## [SET PROBLEM]
Starting at the line with "Transcribe the text in this document.", return every line through the final one of the data, word for word. Pictures stay out.

## [EXERCISE INPUT]
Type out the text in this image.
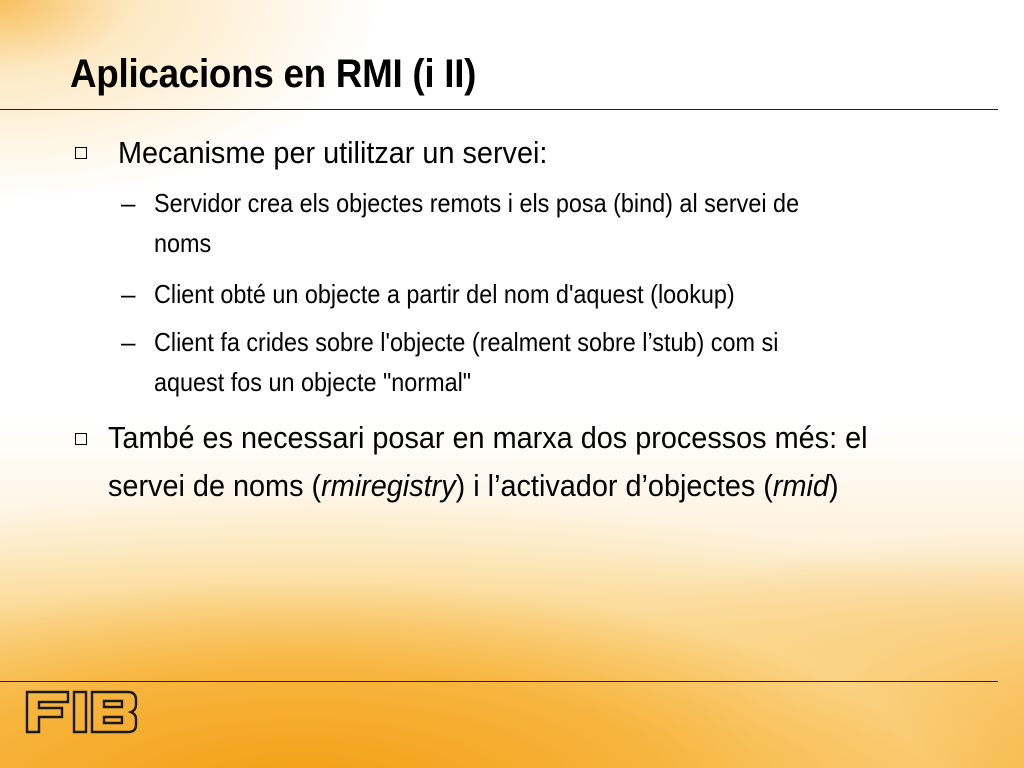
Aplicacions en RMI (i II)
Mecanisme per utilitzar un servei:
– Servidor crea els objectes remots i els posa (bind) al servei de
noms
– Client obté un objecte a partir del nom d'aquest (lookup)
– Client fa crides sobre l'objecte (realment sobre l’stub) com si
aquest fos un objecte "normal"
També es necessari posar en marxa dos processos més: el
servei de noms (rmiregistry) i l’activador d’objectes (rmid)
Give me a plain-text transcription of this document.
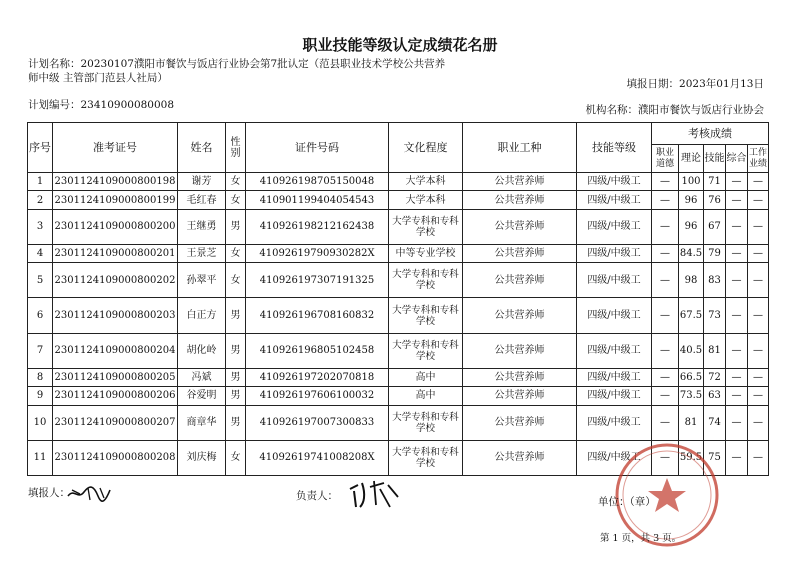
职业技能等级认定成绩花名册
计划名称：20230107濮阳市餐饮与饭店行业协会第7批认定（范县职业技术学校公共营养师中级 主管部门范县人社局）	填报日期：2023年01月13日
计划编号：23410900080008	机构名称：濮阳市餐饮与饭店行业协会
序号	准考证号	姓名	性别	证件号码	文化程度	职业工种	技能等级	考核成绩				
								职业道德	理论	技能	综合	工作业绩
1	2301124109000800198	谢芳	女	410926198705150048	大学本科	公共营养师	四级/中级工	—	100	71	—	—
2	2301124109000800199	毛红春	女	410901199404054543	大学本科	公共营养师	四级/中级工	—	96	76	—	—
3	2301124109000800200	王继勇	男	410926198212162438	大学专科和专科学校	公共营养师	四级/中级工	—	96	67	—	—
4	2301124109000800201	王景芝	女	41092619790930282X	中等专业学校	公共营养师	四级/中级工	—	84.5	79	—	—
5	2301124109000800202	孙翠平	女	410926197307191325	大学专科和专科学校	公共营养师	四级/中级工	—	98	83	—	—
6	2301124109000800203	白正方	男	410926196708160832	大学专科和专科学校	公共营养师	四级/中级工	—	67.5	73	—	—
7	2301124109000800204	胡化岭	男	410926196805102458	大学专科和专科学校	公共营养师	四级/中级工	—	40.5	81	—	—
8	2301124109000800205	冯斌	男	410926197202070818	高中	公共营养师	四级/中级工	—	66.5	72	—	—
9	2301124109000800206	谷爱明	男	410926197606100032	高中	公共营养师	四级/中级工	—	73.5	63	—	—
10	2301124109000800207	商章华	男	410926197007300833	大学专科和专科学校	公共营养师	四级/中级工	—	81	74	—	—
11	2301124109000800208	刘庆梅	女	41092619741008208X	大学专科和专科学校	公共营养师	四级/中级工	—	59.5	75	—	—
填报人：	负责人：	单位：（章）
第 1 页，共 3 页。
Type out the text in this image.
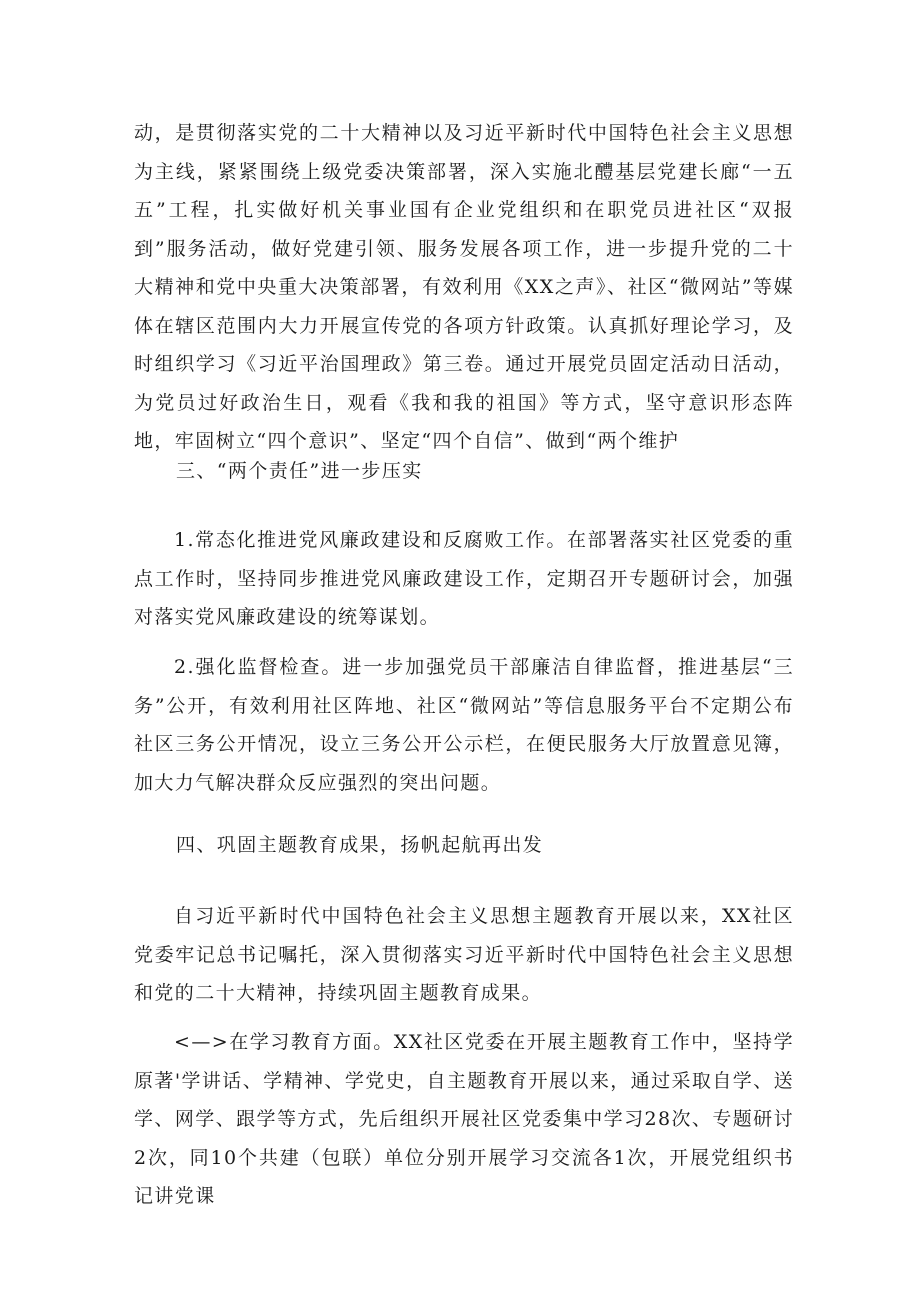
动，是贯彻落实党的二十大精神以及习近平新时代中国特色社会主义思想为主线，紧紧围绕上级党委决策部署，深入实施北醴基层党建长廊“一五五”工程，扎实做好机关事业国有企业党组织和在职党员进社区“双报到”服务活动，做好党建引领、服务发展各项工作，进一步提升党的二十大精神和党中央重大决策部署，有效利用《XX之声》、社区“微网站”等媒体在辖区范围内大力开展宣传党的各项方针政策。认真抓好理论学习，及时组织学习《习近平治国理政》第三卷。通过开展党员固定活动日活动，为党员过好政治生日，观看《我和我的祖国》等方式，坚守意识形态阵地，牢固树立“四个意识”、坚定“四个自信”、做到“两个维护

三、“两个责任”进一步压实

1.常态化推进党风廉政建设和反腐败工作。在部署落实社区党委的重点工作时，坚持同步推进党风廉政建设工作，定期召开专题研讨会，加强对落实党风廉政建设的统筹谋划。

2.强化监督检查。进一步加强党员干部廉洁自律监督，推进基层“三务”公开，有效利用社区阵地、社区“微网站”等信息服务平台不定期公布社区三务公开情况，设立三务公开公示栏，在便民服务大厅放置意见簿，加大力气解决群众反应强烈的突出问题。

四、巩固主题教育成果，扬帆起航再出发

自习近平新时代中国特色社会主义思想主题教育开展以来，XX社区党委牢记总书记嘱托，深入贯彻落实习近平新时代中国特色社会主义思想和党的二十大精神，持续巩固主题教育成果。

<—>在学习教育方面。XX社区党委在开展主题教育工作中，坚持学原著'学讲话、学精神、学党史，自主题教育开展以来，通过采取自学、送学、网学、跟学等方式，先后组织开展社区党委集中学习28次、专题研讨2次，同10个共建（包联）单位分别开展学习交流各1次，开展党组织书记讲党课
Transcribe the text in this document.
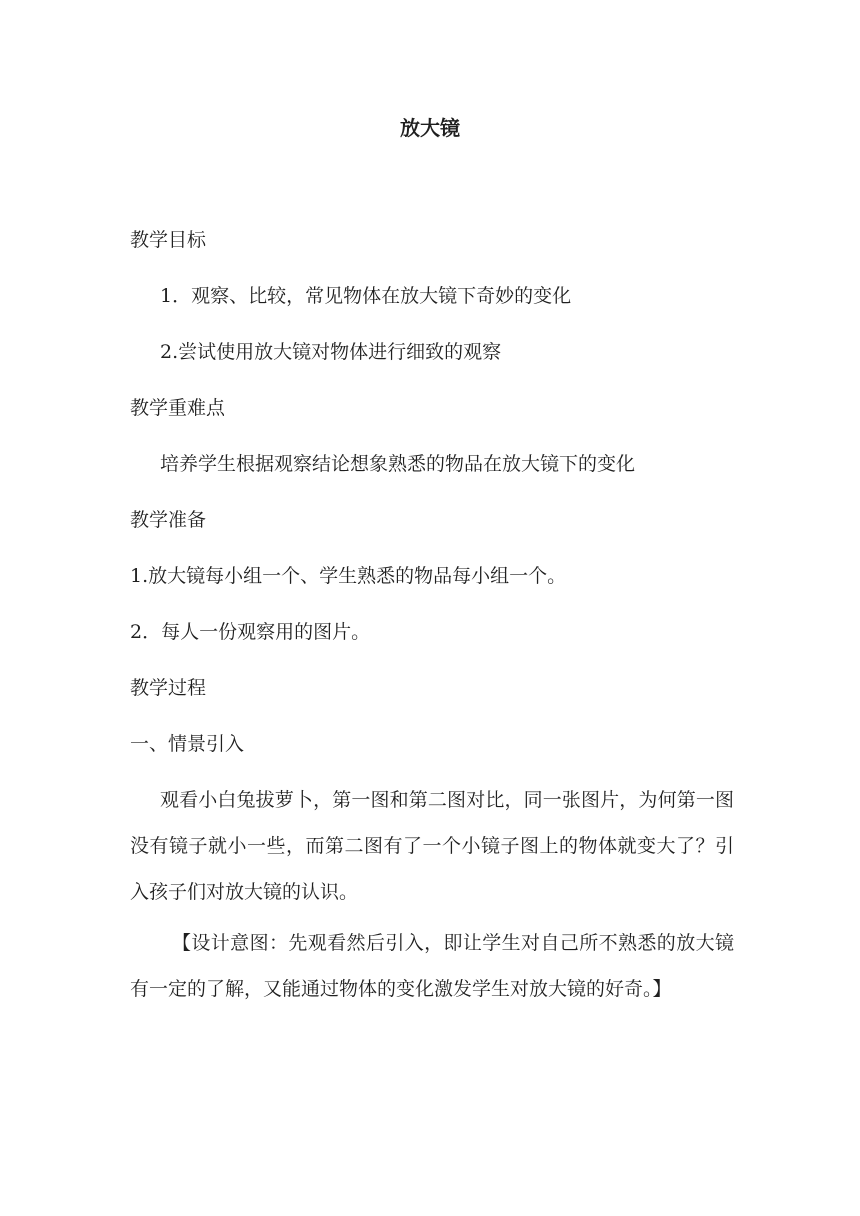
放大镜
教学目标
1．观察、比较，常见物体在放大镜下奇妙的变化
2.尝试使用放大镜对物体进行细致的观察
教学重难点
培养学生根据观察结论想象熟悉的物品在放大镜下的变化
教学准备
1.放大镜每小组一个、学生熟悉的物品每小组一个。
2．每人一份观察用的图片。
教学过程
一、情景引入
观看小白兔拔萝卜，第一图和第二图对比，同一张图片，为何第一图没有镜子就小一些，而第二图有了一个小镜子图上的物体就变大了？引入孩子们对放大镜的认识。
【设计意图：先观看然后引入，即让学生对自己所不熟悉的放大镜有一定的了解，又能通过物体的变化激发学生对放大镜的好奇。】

## [COMPLETE RESPONSE]
Transcribe the text in this document.
放大镜
教学目标
1．观察、比较，常见物体在放大镜下奇妙的变化
2.尝试使用放大镜对物体进行细致的观察
教学重难点
培养学生根据观察结论想象熟悉的物品在放大镜下的变化
教学准备
1.放大镜每小组一个、学生熟悉的物品每小组一个。
2．每人一份观察用的图片。
教学过程
一、情景引入
观看小白兔拔萝卜，第一图和第二图对比，同一张图片，为何第一图没有镜子就小一些，而第二图有了一个小镜子图上的物体就变大了？引入孩子们对放大镜的认识。
【设计意图：先观看然后引入，即让学生对自己所不熟悉的放大镜有一定的了解，又能通过物体的变化激发学生对放大镜的好奇。】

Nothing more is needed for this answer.